**Perguntas a responder**
1. Responda com base no trecho sobre inteligência artificial na China:
(a) Quais empresas o fundo criado por Ron Cao apoiou?
(b) Há quantos anos a inteligência artificial é um dos focos dos investimentos de Cao?
(c) Qual modelo a Moonshot AI lançou recentemente?
2. Repita sem nenhuma mudança a parte do trecho sobre inteligência artificial na China que vai de "China no centro" até "últimos cinco anos.", incluindo as duas.

**Trecho fornecido**
┄┄┄┄┄┄
China no centro da tempestade

Criador do fundo que apoiou gigantes como Meituan, ByteDance (TikTok) e Pinduoduo (Temu), Ron Cao disse que a inteligência artificial tem sido um dos focos de seus investimentos nos últimos cinco anos.

“É um tema discutido constantemente na China, assim como no Vale do Silício. Essa corrida será liderada por empresas chinesas e americanas”, afirmou Cao. Segundo ele, a startup chinesa Moonshot AI, apoiada por seu fundo, é uma das protagonistas.

“Eles lançaram recentemente o Kimi K2, modelo considerado o mais poderoso da China atualmente, especialmente em tarefas como escrita de código e execução de funções autônomas. Em algumas áreas, ele supera os modelos americanos”, garantiu.
┄┄┄┄┄┄
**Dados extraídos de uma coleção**
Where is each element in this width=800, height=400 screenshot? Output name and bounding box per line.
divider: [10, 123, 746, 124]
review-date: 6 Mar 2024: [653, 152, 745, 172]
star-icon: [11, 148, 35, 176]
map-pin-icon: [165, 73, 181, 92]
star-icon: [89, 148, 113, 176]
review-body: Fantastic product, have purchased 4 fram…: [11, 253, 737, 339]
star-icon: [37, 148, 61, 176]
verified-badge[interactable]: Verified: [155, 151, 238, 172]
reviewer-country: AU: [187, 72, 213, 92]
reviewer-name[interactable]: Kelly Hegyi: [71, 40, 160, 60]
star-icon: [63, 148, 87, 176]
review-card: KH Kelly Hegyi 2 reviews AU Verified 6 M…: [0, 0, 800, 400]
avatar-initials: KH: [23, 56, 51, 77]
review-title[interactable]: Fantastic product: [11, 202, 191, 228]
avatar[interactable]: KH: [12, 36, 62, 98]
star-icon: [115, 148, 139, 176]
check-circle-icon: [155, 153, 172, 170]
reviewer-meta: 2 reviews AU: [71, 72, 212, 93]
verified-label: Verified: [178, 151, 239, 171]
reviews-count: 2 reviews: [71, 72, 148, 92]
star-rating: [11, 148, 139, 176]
┄┄┄┄┄┄
**Respostas por tarefa**
1.
(a) Meituan, ByteDance (TikTok) e Pinduoduo (Temu).
(b) Cinco anos.
(c) O Kimi K2.

2.
China no centro da tempestade

Criador do fundo que apoiou gigantes como Meituan, ByteDance (TikTok) e Pinduoduo (Temu), Ron Cao disse que a inteligência artificial tem sido um dos focos de seus investimentos nos últimos cinco anos.